--- Exercise ---
Output the data below in full, byte for byte. Nothing may differ.

(begin)

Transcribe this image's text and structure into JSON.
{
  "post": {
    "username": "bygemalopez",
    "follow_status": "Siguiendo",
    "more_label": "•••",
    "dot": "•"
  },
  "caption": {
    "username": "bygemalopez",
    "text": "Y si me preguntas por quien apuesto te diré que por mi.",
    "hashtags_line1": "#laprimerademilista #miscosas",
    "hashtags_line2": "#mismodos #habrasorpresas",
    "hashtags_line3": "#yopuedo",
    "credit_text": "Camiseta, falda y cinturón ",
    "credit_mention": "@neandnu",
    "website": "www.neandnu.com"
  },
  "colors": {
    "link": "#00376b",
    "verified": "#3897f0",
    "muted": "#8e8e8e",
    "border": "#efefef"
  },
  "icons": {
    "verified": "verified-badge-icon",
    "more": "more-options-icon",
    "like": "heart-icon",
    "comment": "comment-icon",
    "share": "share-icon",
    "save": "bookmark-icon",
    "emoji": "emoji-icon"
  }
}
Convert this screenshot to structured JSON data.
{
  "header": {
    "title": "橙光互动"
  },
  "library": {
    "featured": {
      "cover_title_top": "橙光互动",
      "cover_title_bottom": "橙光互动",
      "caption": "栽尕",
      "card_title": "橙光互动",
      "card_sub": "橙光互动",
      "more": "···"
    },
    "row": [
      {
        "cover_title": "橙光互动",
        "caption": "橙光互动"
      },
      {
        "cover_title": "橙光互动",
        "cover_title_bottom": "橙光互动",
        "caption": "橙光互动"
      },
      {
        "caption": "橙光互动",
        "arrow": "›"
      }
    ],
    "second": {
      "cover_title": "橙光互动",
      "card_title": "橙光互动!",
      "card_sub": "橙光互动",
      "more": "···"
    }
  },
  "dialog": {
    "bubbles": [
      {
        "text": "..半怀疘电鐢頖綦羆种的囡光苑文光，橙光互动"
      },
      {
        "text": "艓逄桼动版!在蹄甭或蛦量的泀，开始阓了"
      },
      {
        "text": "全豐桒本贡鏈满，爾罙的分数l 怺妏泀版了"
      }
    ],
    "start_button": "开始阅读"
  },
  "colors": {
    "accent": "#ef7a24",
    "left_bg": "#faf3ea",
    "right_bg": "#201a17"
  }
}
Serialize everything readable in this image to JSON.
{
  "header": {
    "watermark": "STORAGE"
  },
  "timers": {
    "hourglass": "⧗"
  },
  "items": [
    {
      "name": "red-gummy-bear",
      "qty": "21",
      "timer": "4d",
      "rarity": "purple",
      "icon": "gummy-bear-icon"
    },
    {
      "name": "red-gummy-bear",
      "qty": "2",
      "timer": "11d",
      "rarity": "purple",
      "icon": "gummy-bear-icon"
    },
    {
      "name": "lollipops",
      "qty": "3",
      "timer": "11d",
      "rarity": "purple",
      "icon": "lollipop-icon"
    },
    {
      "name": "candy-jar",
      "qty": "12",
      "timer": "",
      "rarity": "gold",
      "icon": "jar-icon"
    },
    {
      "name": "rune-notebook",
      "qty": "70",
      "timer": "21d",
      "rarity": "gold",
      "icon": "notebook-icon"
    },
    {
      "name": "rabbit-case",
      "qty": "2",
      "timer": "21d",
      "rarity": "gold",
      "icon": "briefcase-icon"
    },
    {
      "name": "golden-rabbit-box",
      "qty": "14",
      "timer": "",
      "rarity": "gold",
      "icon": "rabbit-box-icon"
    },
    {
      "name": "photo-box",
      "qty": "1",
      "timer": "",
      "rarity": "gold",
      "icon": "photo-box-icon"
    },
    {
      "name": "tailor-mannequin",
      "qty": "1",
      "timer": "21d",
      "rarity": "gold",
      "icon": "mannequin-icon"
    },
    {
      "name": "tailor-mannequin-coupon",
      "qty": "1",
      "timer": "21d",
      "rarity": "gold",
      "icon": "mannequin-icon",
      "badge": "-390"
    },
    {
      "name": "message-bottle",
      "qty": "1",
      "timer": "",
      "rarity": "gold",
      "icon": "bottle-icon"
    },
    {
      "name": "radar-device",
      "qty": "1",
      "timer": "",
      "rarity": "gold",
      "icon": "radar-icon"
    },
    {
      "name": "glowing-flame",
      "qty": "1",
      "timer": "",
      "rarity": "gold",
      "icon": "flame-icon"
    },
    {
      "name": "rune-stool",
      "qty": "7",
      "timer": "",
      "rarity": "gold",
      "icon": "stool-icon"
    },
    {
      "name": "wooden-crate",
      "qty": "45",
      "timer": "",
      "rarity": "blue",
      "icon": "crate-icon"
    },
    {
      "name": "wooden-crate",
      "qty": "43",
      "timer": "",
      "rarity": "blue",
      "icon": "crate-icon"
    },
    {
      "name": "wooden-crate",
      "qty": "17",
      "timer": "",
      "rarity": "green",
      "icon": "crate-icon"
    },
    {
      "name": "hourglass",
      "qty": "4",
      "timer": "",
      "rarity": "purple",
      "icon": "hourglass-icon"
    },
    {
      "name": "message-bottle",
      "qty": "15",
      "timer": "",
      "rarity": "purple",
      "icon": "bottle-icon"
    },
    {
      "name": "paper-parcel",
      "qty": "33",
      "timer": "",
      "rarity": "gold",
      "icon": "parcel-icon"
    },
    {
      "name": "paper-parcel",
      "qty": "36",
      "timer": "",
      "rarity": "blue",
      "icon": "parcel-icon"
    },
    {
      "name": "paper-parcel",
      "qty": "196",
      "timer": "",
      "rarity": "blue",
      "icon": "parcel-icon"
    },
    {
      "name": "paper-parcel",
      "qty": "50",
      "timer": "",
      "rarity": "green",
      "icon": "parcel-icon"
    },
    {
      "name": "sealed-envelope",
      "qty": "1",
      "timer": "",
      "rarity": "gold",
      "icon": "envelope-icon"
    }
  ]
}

(end)

--- Written answer ---
Transcribe this image's text and structure into JSON.
{
  "post": {
    "username": "bygemalopez",
    "follow_status": "Siguiendo",
    "more_label": "•••",
    "dot": "•"
  },
  "caption": {
    "username": "bygemalopez",
    "text": "Y si me preguntas por quien apuesto te diré que por mi.",
    "hashtags_line1": "#laprimerademilista #miscosas",
    "hashtags_line2": "#mismodos #habrasorpresas",
    "hashtags_line3": "#yopuedo",
    "credit_text": "Camiseta, falda y cinturón ",
    "credit_mention": "@neandnu",
    "website": "www.neandnu.com"
  },
  "colors": {
    "link": "#00376b",
    "verified": "#3897f0",
    "muted": "#8e8e8e",
    "border": "#efefef"
  },
  "icons": {
    "verified": "verified-badge-icon",
    "more": "more-options-icon",
    "like": "heart-icon",
    "comment": "comment-icon",
    "share": "share-icon",
    "save": "bookmark-icon",
    "emoji": "emoji-icon"
  }
}
Convert this screenshot to structured JSON data.
{
  "header": {
    "title": "橙光互动"
  },
  "library": {
    "featured": {
      "cover_title_top": "橙光互动",
      "cover_title_bottom": "橙光互动",
      "caption": "栽尕",
      "card_title": "橙光互动",
      "card_sub": "橙光互动",
      "more": "···"
    },
    "row": [
      {
        "cover_title": "橙光互动",
        "caption": "橙光互动"
      },
      {
        "cover_title": "橙光互动",
        "cover_title_bottom": "橙光互动",
        "caption": "橙光互动"
      },
      {
        "caption": "橙光互动",
        "arrow": "›"
      }
    ],
    "second": {
      "cover_title": "橙光互动",
      "card_title": "橙光互动!",
      "card_sub": "橙光互动",
      "more": "···"
    }
  },
  "dialog": {
    "bubbles": [
      {
        "text": "..半怀疘电鐢頖綦羆种的囡光苑文光，橙光互动"
      },
      {
        "text": "艓逄桼动版!在蹄甭或蛦量的泀，开始阓了"
      },
      {
        "text": "全豐桒本贡鏈满，爾罙的分数l 怺妏泀版了"
      }
    ],
    "start_button": "开始阅读"
  },
  "colors": {
    "accent": "#ef7a24",
    "left_bg": "#faf3ea",
    "right_bg": "#201a17"
  }
}
Serialize everything readable in this image to JSON.
{
  "header": {
    "watermark": "STORAGE"
  },
  "timers": {
    "hourglass": "⧗"
  },
  "items": [
    {
      "name": "red-gummy-bear",
      "qty": "21",
      "timer": "4d",
      "rarity": "purple",
      "icon": "gummy-bear-icon"
    },
    {
      "name": "red-gummy-bear",
      "qty": "2",
      "timer": "11d",
      "rarity": "purple",
      "icon": "gummy-bear-icon"
    },
    {
      "name": "lollipops",
      "qty": "3",
      "timer": "11d",
      "rarity": "purple",
      "icon": "lollipop-icon"
    },
    {
      "name": "candy-jar",
      "qty": "12",
      "timer": "",
      "rarity": "gold",
      "icon": "jar-icon"
    },
    {
      "name": "rune-notebook",
      "qty": "70",
      "timer": "21d",
      "rarity": "gold",
      "icon": "notebook-icon"
    },
    {
      "name": "rabbit-case",
      "qty": "2",
      "timer": "21d",
      "rarity": "gold",
      "icon": "briefcase-icon"
    },
    {
      "name": "golden-rabbit-box",
      "qty": "14",
      "timer": "",
      "rarity": "gold",
      "icon": "rabbit-box-icon"
    },
    {
      "name": "photo-box",
      "qty": "1",
      "timer": "",
      "rarity": "gold",
      "icon": "photo-box-icon"
    },
    {
      "name": "tailor-mannequin",
      "qty": "1",
      "timer": "21d",
      "rarity": "gold",
      "icon": "mannequin-icon"
    },
    {
      "name": "tailor-mannequin-coupon",
      "qty": "1",
      "timer": "21d",
      "rarity": "gold",
      "icon": "mannequin-icon",
      "badge": "-390"
    },
    {
      "name": "message-bottle",
      "qty": "1",
      "timer": "",
      "rarity": "gold",
      "icon": "bottle-icon"
    },
    {
      "name": "radar-device",
      "qty": "1",
      "timer": "",
      "rarity": "gold",
      "icon": "radar-icon"
    },
    {
      "name": "glowing-flame",
      "qty": "1",
      "timer": "",
      "rarity": "gold",
      "icon": "flame-icon"
    },
    {
      "name": "rune-stool",
      "qty": "7",
      "timer": "",
      "rarity": "gold",
      "icon": "stool-icon"
    },
    {
      "name": "wooden-crate",
      "qty": "45",
      "timer": "",
      "rarity": "blue",
      "icon": "crate-icon"
    },
    {
      "name": "wooden-crate",
      "qty": "43",
      "timer": "",
      "rarity": "blue",
      "icon": "crate-icon"
    },
    {
      "name": "wooden-crate",
      "qty": "17",
      "timer": "",
      "rarity": "green",
      "icon": "crate-icon"
    },
    {
      "name": "hourglass",
      "qty": "4",
      "timer": "",
      "rarity": "purple",
      "icon": "hourglass-icon"
    },
    {
      "name": "message-bottle",
      "qty": "15",
      "timer": "",
      "rarity": "purple",
      "icon": "bottle-icon"
    },
    {
      "name": "paper-parcel",
      "qty": "33",
      "timer": "",
      "rarity": "gold",
      "icon": "parcel-icon"
    },
    {
      "name": "paper-parcel",
      "qty": "36",
      "timer": "",
      "rarity": "blue",
      "icon": "parcel-icon"
    },
    {
      "name": "paper-parcel",
      "qty": "196",
      "timer": "",
      "rarity": "blue",
      "icon": "parcel-icon"
    },
    {
      "name": "paper-parcel",
      "qty": "50",
      "timer": "",
      "rarity": "green",
      "icon": "parcel-icon"
    },
    {
      "name": "sealed-envelope",
      "qty": "1",
      "timer": "",
      "rarity": "gold",
      "icon": "envelope-icon"
    }
  ]
}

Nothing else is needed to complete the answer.